REQUIREMENT =>
Copy out the lines that include the word "USGA".

LISTED RECORDS =>
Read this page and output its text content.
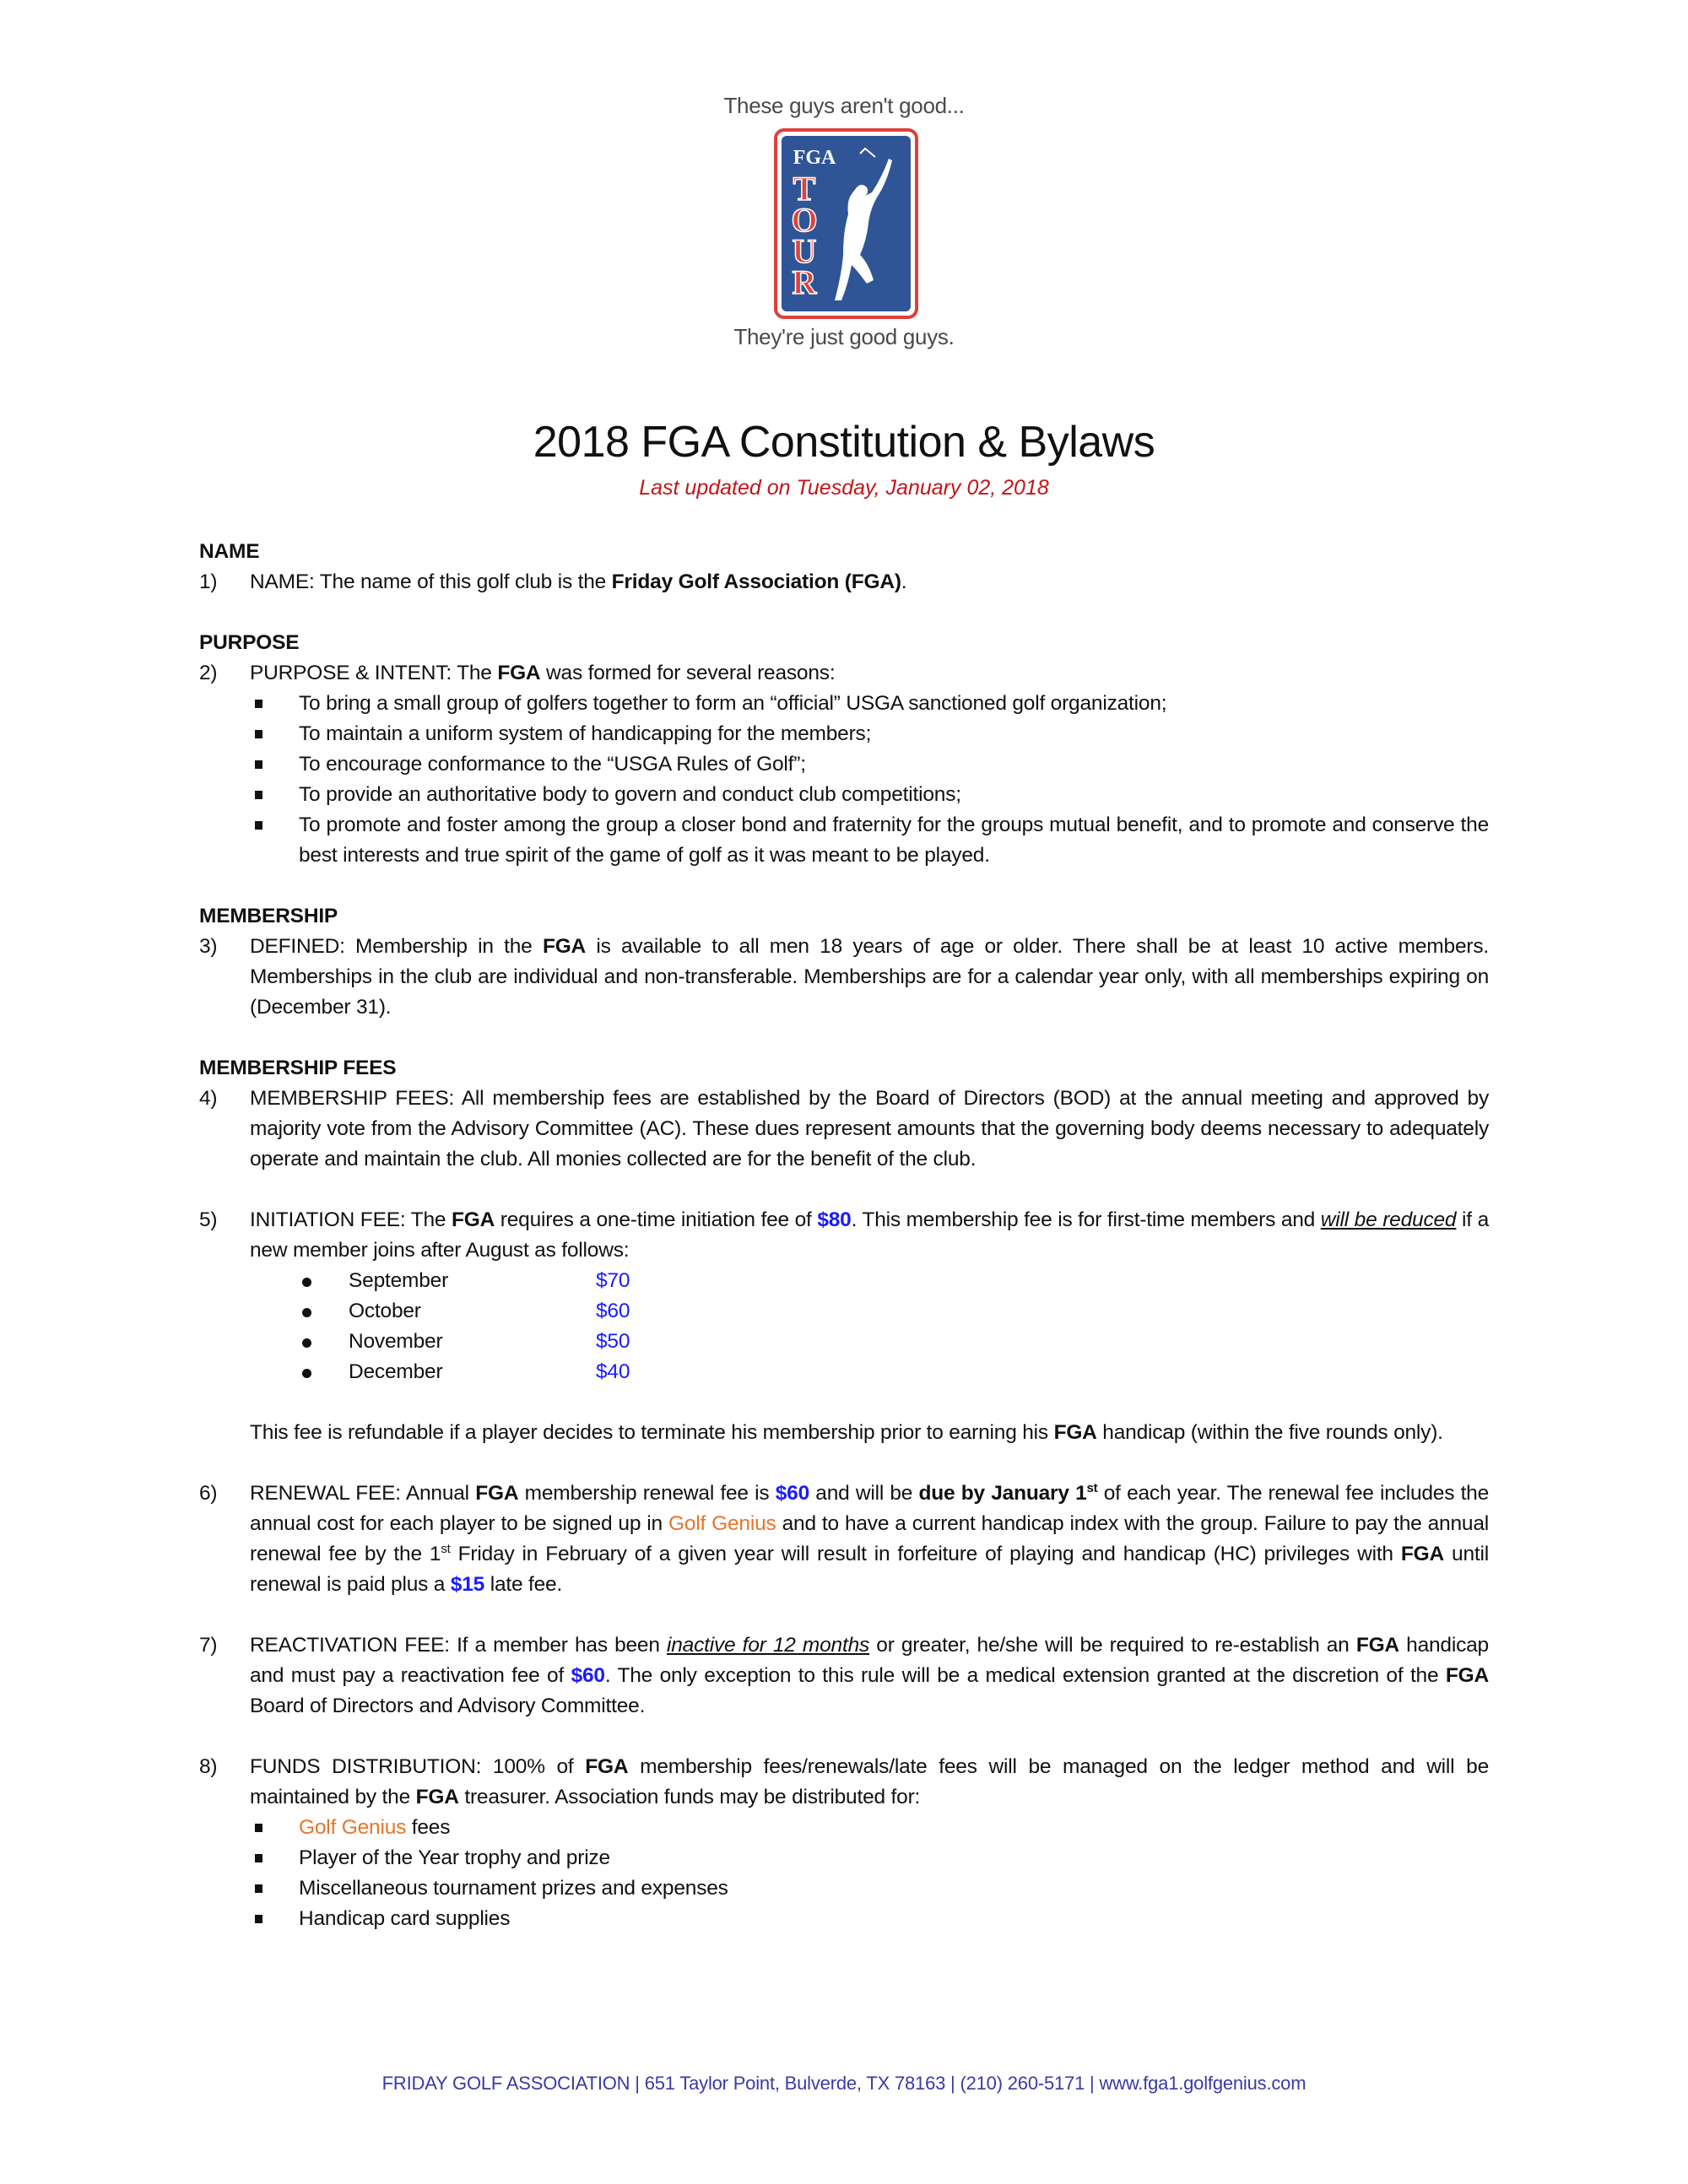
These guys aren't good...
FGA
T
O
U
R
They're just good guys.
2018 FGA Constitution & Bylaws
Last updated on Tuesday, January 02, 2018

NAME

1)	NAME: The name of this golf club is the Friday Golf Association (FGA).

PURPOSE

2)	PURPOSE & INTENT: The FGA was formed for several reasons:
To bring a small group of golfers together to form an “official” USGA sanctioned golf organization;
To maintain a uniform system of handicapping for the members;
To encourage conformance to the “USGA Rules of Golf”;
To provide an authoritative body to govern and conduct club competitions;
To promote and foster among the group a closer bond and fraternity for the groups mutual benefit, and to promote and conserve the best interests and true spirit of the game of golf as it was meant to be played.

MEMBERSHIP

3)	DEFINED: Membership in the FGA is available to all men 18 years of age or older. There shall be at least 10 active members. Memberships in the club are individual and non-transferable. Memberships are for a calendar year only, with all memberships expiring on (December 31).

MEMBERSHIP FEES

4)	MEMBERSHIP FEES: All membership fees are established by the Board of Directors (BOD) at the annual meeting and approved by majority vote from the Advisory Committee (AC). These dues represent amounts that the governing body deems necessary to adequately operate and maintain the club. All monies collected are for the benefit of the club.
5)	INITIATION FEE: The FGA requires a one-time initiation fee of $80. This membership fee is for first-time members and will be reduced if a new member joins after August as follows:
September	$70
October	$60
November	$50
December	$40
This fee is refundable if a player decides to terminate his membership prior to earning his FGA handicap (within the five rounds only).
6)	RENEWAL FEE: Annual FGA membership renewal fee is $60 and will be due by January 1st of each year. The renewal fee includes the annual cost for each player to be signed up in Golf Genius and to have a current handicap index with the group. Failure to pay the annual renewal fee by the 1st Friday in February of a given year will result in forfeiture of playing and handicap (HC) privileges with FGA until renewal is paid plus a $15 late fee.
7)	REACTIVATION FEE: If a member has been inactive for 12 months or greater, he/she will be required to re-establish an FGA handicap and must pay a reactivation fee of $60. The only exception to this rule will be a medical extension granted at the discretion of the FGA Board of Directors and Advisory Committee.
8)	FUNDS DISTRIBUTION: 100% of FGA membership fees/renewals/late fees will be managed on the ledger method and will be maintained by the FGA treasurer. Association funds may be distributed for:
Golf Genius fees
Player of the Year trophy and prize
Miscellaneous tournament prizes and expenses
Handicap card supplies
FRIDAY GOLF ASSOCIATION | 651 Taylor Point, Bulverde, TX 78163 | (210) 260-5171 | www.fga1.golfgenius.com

FINAL RESULT =>
To bring a small group of golfers together to form an “official” USGA sanctioned golf organization;
To encourage conformance to the “USGA Rules of Golf”;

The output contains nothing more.